▸ **What is needed**:
Records follow. Select each line holding "chevron".

▸ **Dataset**:
☆ ☆ ☆ ☆

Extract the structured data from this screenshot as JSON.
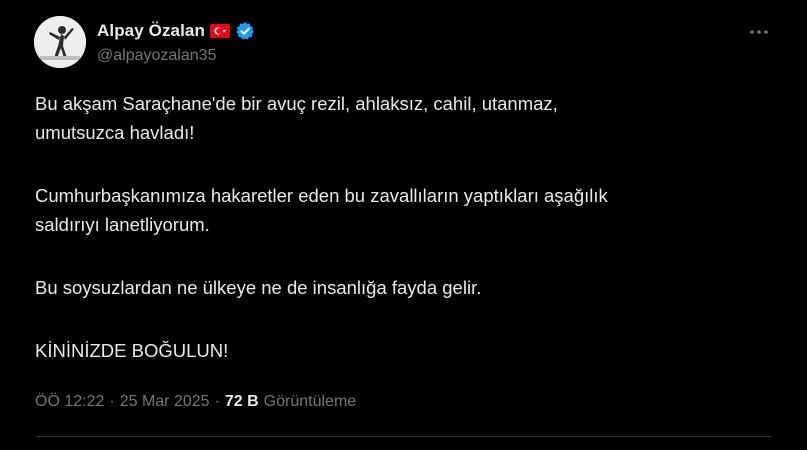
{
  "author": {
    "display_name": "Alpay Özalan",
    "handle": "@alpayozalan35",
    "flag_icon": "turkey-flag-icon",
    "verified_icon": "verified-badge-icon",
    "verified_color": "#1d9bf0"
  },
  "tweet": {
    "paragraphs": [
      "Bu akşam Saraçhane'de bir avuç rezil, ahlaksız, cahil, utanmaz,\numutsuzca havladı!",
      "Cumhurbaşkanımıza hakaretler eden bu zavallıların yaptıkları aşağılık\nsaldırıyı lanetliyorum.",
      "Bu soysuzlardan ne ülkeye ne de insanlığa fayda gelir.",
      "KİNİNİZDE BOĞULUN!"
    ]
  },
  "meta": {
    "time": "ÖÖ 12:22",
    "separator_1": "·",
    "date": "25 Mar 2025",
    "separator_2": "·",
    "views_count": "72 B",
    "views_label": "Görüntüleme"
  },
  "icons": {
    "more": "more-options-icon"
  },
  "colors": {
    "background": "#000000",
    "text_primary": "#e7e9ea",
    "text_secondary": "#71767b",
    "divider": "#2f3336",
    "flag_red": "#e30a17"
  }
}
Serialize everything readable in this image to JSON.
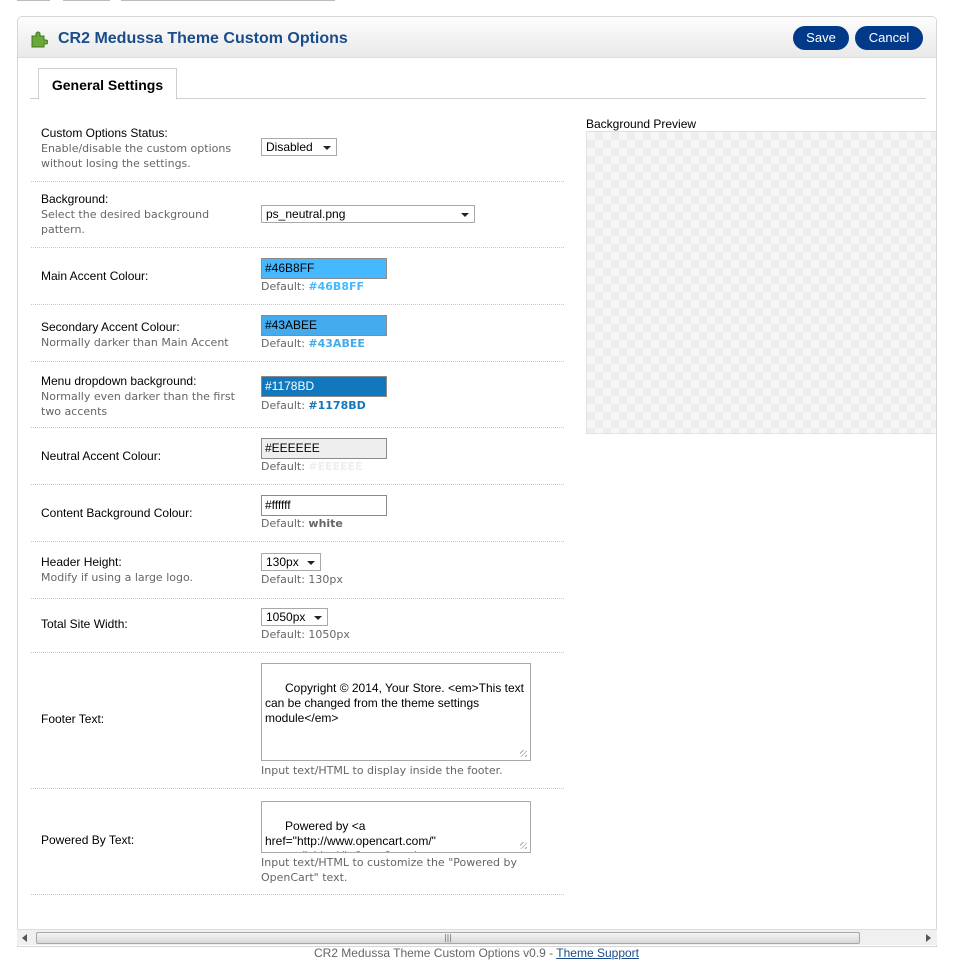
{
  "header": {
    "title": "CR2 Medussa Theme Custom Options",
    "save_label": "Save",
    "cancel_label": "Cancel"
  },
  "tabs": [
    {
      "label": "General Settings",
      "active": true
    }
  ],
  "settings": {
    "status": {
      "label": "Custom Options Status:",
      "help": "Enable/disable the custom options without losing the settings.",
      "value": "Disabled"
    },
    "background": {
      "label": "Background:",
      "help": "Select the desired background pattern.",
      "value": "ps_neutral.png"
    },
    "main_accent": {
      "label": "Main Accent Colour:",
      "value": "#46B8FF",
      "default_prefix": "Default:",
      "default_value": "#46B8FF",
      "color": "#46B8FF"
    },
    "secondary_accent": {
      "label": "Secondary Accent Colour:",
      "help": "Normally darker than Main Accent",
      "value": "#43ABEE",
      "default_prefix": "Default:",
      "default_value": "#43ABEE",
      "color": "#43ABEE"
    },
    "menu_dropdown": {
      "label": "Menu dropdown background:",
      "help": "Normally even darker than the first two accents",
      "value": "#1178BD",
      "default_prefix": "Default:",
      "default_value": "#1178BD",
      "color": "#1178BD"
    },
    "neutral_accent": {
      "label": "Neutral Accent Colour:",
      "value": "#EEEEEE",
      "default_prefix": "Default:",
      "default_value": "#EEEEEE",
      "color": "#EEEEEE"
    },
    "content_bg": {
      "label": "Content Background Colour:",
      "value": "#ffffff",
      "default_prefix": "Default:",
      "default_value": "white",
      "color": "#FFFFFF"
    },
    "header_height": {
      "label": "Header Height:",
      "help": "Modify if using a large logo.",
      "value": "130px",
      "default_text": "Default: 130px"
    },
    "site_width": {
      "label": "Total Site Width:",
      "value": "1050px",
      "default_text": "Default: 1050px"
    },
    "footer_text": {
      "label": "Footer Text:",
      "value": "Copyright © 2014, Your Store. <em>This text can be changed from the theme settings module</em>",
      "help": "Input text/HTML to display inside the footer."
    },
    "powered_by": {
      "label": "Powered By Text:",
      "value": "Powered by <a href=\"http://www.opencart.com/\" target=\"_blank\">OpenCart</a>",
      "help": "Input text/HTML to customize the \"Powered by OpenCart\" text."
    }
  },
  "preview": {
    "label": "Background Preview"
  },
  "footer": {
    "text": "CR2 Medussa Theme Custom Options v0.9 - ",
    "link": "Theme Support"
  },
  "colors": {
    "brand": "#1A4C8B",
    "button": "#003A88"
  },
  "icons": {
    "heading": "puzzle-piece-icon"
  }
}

☆ ☆ ☆ ☆

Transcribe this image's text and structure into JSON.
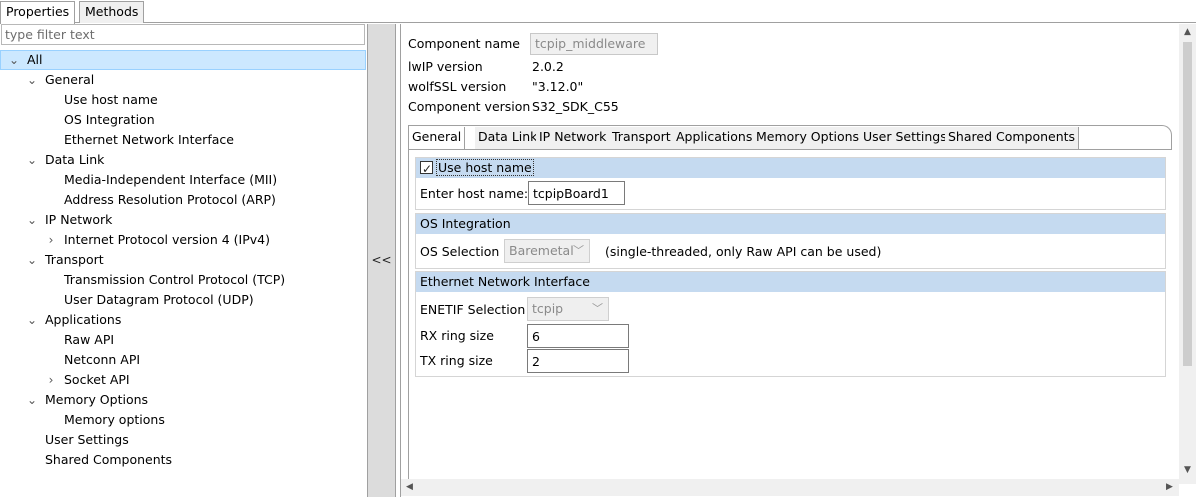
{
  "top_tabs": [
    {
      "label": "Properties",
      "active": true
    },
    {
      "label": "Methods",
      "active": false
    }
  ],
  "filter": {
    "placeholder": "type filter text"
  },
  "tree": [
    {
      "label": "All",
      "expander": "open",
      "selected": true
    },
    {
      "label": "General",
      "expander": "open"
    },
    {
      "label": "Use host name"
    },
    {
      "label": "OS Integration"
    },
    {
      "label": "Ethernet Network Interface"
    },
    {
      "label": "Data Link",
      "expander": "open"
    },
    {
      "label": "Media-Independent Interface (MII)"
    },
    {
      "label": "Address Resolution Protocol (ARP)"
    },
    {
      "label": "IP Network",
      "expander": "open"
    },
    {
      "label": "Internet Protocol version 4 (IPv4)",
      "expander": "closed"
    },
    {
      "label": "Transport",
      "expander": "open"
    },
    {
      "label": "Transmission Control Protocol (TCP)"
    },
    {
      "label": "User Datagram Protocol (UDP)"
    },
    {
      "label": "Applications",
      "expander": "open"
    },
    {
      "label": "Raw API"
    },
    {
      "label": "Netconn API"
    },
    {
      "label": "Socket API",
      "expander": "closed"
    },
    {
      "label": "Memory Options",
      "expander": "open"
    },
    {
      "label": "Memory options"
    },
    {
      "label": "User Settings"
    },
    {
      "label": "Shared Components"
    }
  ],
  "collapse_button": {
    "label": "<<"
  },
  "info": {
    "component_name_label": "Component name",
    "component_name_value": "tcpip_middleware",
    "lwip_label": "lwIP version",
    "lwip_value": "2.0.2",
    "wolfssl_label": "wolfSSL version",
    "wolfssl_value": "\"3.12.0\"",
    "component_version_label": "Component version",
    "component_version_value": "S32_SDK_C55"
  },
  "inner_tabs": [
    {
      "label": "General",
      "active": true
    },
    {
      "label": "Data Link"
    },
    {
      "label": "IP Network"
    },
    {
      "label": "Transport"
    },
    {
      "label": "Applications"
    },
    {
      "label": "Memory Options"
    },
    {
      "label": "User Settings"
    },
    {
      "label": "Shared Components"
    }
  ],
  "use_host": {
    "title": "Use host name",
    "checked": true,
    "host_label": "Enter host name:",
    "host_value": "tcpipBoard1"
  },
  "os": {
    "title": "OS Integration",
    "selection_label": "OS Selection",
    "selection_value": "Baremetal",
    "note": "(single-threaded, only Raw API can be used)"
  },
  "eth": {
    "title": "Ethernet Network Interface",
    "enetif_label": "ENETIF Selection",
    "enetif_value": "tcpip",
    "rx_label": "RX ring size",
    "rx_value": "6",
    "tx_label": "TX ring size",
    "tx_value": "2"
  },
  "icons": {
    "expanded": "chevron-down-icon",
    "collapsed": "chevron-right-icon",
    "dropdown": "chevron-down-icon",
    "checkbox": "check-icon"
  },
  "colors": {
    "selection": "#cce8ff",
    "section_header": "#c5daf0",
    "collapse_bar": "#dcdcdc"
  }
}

☆ ☆ ☆ ☆

▸ **Task answer**:
    "expanded": "chevron-down-icon",
    "collapsed": "chevron-right-icon",
    "dropdown": "chevron-down-icon",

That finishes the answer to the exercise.